→ **Extracted information**
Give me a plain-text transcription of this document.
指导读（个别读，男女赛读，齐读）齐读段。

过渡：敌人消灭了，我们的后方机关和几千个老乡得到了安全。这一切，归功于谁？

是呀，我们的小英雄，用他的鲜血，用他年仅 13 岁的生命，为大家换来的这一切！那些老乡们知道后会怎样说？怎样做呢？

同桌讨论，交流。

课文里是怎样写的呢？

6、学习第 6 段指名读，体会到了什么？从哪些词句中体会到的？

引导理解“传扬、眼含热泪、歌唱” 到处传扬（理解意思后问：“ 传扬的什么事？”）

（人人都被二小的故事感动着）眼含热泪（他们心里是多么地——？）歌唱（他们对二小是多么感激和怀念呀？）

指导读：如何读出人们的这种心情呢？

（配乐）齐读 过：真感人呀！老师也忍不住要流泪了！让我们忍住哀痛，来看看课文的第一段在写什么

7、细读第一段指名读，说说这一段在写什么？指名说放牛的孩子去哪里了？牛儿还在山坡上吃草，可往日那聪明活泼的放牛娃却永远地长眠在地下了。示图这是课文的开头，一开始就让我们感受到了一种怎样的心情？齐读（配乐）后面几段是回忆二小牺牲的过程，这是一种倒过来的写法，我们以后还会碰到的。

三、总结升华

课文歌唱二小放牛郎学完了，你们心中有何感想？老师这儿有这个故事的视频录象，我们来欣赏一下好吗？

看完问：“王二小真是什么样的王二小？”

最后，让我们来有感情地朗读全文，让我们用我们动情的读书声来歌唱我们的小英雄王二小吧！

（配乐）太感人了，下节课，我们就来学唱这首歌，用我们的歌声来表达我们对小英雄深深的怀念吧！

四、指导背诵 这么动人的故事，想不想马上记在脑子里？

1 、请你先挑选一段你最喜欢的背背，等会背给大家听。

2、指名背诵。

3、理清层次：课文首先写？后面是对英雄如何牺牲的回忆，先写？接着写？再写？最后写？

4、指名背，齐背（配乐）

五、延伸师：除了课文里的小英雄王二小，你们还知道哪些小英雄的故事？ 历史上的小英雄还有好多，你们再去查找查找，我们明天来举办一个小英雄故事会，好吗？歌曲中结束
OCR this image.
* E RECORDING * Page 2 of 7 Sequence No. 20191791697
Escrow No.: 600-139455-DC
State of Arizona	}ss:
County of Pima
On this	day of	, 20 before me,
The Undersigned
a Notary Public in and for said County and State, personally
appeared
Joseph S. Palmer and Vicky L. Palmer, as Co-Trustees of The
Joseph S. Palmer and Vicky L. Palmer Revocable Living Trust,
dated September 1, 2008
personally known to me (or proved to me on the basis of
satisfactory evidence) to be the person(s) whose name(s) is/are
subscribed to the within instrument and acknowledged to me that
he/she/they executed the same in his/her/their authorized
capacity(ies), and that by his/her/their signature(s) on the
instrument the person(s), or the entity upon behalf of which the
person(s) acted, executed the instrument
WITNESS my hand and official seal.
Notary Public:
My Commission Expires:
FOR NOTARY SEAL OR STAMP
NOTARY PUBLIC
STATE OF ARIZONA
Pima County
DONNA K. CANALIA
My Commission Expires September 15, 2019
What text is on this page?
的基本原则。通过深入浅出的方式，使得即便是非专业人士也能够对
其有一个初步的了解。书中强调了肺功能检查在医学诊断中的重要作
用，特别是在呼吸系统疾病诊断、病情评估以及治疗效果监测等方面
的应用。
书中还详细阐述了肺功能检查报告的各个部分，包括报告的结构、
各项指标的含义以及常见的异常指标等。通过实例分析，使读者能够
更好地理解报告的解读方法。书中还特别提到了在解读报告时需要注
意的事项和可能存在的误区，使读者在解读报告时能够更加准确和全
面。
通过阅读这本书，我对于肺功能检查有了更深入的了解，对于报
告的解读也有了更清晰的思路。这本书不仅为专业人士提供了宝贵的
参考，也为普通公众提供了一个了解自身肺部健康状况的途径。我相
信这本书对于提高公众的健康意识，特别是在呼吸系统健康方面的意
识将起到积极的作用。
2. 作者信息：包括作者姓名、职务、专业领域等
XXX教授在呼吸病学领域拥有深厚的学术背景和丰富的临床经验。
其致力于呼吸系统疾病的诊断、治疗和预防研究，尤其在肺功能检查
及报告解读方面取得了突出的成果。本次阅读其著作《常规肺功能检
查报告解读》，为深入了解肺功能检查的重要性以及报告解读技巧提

→ **What is needed**
Return the entries in full, keeping every line exactly as it is.

→ **Response to this task**
Give me a plain-text transcription of this document.
指导读（个别读，男女赛读，齐读）齐读段。

过渡：敌人消灭了，我们的后方机关和几千个老乡得到了安全。这一切，归功于谁？

是呀，我们的小英雄，用他的鲜血，用他年仅 13 岁的生命，为大家换来的这一切！那些老乡们知道后会怎样说？怎样做呢？

同桌讨论，交流。

课文里是怎样写的呢？

6、学习第 6 段指名读，体会到了什么？从哪些词句中体会到的？

引导理解“传扬、眼含热泪、歌唱” 到处传扬（理解意思后问：“ 传扬的什么事？”）

（人人都被二小的故事感动着）眼含热泪（他们心里是多么地——？）歌唱（他们对二小是多么感激和怀念呀？）

指导读：如何读出人们的这种心情呢？

（配乐）齐读 过：真感人呀！老师也忍不住要流泪了！让我们忍住哀痛，来看看课文的第一段在写什么

7、细读第一段指名读，说说这一段在写什么？指名说放牛的孩子去哪里了？牛儿还在山坡上吃草，可往日那聪明活泼的放牛娃却永远地长眠在地下了。示图这是课文的开头，一开始就让我们感受到了一种怎样的心情？齐读（配乐）后面几段是回忆二小牺牲的过程，这是一种倒过来的写法，我们以后还会碰到的。

三、总结升华

课文歌唱二小放牛郎学完了，你们心中有何感想？老师这儿有这个故事的视频录象，我们来欣赏一下好吗？

看完问：“王二小真是什么样的王二小？”

最后，让我们来有感情地朗读全文，让我们用我们动情的读书声来歌唱我们的小英雄王二小吧！

（配乐）太感人了，下节课，我们就来学唱这首歌，用我们的歌声来表达我们对小英雄深深的怀念吧！

四、指导背诵 这么动人的故事，想不想马上记在脑子里？

1 、请你先挑选一段你最喜欢的背背，等会背给大家听。

2、指名背诵。

3、理清层次：课文首先写？后面是对英雄如何牺牲的回忆，先写？接着写？再写？最后写？

4、指名背，齐背（配乐）

五、延伸师：除了课文里的小英雄王二小，你们还知道哪些小英雄的故事？ 历史上的小英雄还有好多，你们再去查找查找，我们明天来举办一个小英雄故事会，好吗？歌曲中结束
OCR this image.
* E RECORDING * Page 2 of 7 Sequence No. 20191791697
Escrow No.: 600-139455-DC
State of Arizona	}ss:
County of Pima
On this	day of	, 20 before me,
The Undersigned
a Notary Public in and for said County and State, personally
appeared
Joseph S. Palmer and Vicky L. Palmer, as Co-Trustees of The
Joseph S. Palmer and Vicky L. Palmer Revocable Living Trust,
dated September 1, 2008
personally known to me (or proved to me on the basis of
satisfactory evidence) to be the person(s) whose name(s) is/are
subscribed to the within instrument and acknowledged to me that
he/she/they executed the same in his/her/their authorized
capacity(ies), and that by his/her/their signature(s) on the
instrument the person(s), or the entity upon behalf of which the
person(s) acted, executed the instrument
WITNESS my hand and official seal.
Notary Public:
My Commission Expires:
FOR NOTARY SEAL OR STAMP
NOTARY PUBLIC
STATE OF ARIZONA
Pima County
DONNA K. CANALIA
My Commission Expires September 15, 2019
What text is on this page?
的基本原则。通过深入浅出的方式，使得即便是非专业人士也能够对
其有一个初步的了解。书中强调了肺功能检查在医学诊断中的重要作
用，特别是在呼吸系统疾病诊断、病情评估以及治疗效果监测等方面
的应用。
书中还详细阐述了肺功能检查报告的各个部分，包括报告的结构、
各项指标的含义以及常见的异常指标等。通过实例分析，使读者能够
更好地理解报告的解读方法。书中还特别提到了在解读报告时需要注
意的事项和可能存在的误区，使读者在解读报告时能够更加准确和全
面。
通过阅读这本书，我对于肺功能检查有了更深入的了解，对于报
告的解读也有了更清晰的思路。这本书不仅为专业人士提供了宝贵的
参考，也为普通公众提供了一个了解自身肺部健康状况的途径。我相
信这本书对于提高公众的健康意识，特别是在呼吸系统健康方面的意
识将起到积极的作用。
2. 作者信息：包括作者姓名、职务、专业领域等
XXX教授在呼吸病学领域拥有深厚的学术背景和丰富的临床经验。
其致力于呼吸系统疾病的诊断、治疗和预防研究，尤其在肺功能检查
及报告解读方面取得了突出的成果。本次阅读其著作《常规肺功能检
查报告解读》，为深入了解肺功能检查的重要性以及报告解读技巧提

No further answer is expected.